Task prompt
Tally the lines in the listing below that include "acute". Answer with the count and nothing more.
** begin **
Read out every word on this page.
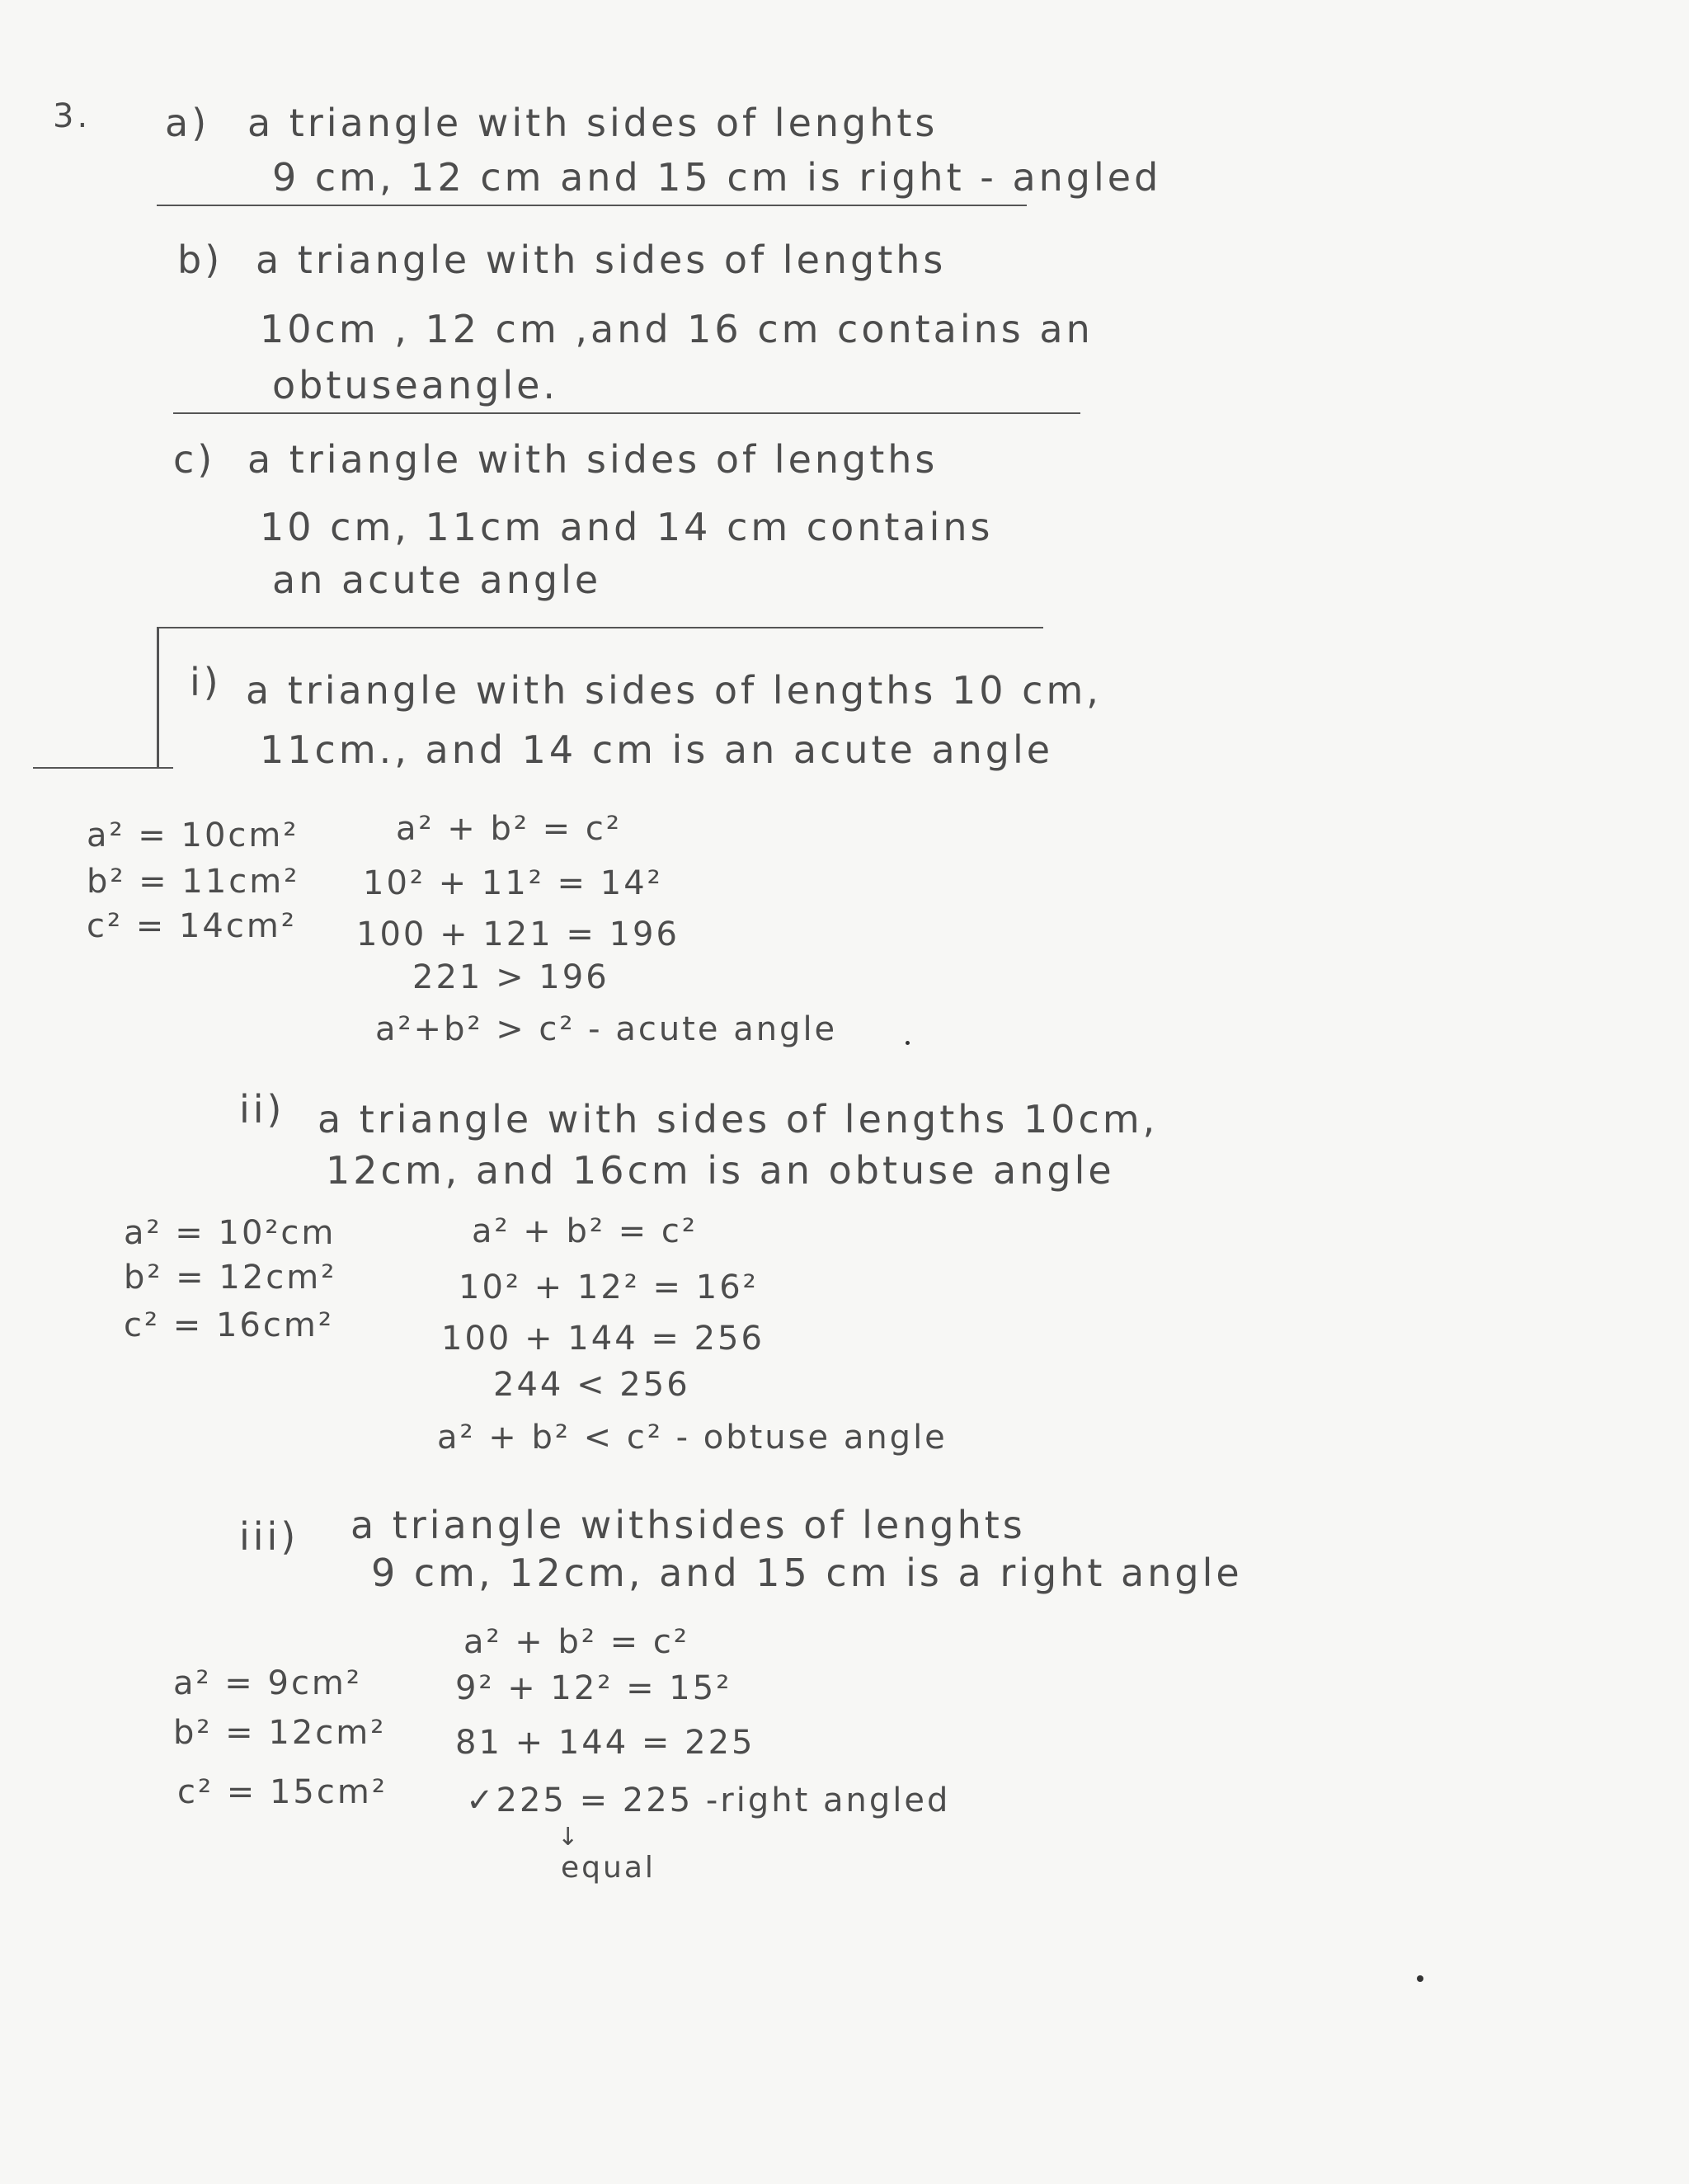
3. a) a triangle with sides of lenghts
9 cm, 12 cm and 15 cm is right - angled
b) a triangle with sides of lengths
10cm , 12 cm ,and 16 cm contains an
obtuseangle.
c) a triangle with sides of lengths
10 cm, 11cm and 14 cm contains
an acute angle
i) a triangle with sides of lengths 10 cm,
11cm., and 14 cm is an acute angle
a² = 10cm²
b² = 11cm²
c² = 14cm²
a² + b² = c²
10² + 11² = 14²
100 + 121 = 196
221 > 196
a²+b² > c² - acute angle
ii) a triangle with sides of lengths 10cm,
12cm, and 16cm is an obtuse angle
a² = 10²cm
b² = 12cm²
c² = 16cm²
a² + b² = c²
10² + 12² = 16²
100 + 144 = 256
244 < 256
a² + b² < c² - obtuse angle
iii) a triangle withsides of lenghts
9 cm, 12cm, and 15 cm is a right angle
a² = 9cm²
b² = 12cm²
c² = 15cm²
a² + b² = c²
9² + 12² = 15²
81 + 144 = 225
✓225 = 225 -right angled
↓
equal
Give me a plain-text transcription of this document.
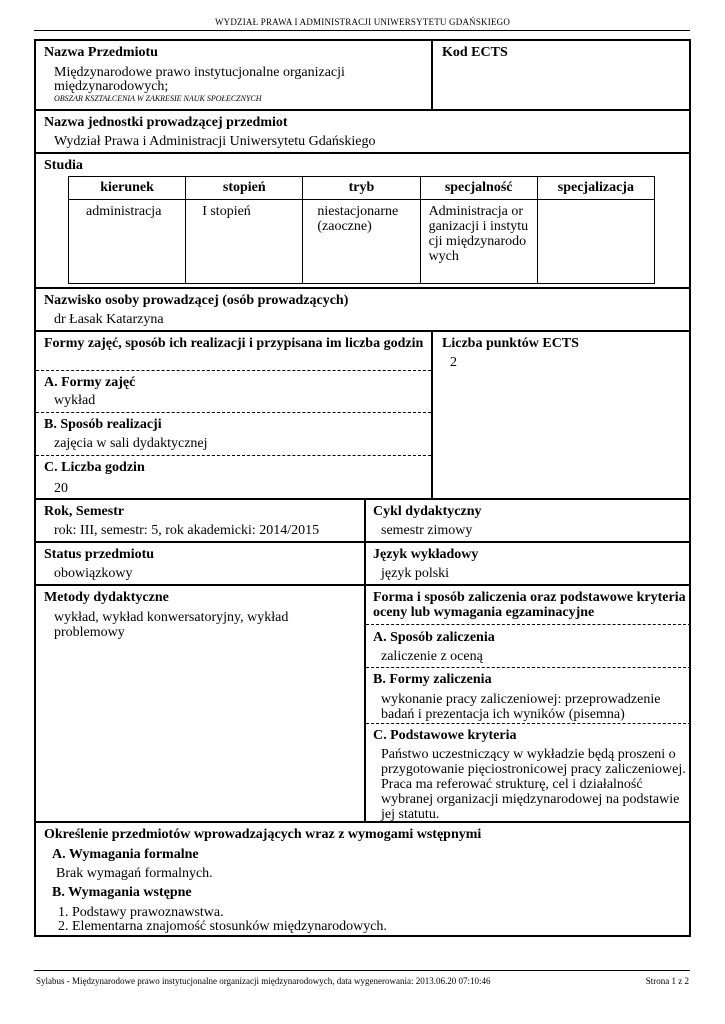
WYDZIAŁ PRAWA I ADMINISTRACJI UNIWERSYTETU GDAŃSKIEGO
Nazwa Przedmiotu
Międzynarodowe prawo instytucjonalne organizacji
międzynarodowych;
OBSZAR KSZTAŁCENIA W ZAKRESIE NAUK SPOŁECZNYCH
Kod ECTS
Nazwa jednostki prowadzącej przedmiot
Wydział Prawa i Administracji Uniwersytetu Gdańskiego
Studia
kierunek	stopień	tryb	specjalność	specjalizacja
administracja	I stopień	niestacjonarne (zaoczne)	Administracja organizacji i instytucji międzynarodowych	
Nazwisko osoby prowadzącej (osób prowadzących)
dr Łasak Katarzyna
Formy zajęć, sposób ich realizacji i przypisana im liczba godzin
A. Formy zajęć
wykład
B. Sposób realizacji
zajęcia w sali dydaktycznej
C. Liczba godzin
20
Liczba punktów ECTS
2
Rok, Semestr
rok: III, semestr: 5, rok akademicki: 2014/2015
Cykl dydaktyczny
semestr zimowy
Status przedmiotu
obowiązkowy
Język wykładowy
język polski
Metody dydaktyczne
wykład, wykład konwersatoryjny, wykład problemowy
Forma i sposób zaliczenia oraz podstawowe kryteria oceny lub wymagania egzaminacyjne
A. Sposób zaliczenia
zaliczenie z oceną
B. Formy zaliczenia
wykonanie pracy zaliczeniowej: przeprowadzenie badań i prezentacja ich wyników (pisemna)
C. Podstawowe kryteria
Państwo uczestniczący w wykładzie będą proszeni o przygotowanie pięciostronicowej pracy zaliczeniowej. Praca ma referować strukturę, cel i działalność wybranej organizacji międzynarodowej na podstawie jej statutu.
Określenie przedmiotów wprowadzających wraz z wymogami wstępnymi
A. Wymagania formalne
Brak wymagań formalnych.
B. Wymagania wstępne
1. Podstawy prawoznawstwa.
2. Elementarna znajomość stosunków międzynarodowych.
Sylabus - Międzynarodowe prawo instytucjonalne organizacji międzynarodowych, data wygenerowania: 2013.06.20 07:10:46	Strona 1 z 2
** end **
Exercise answer
3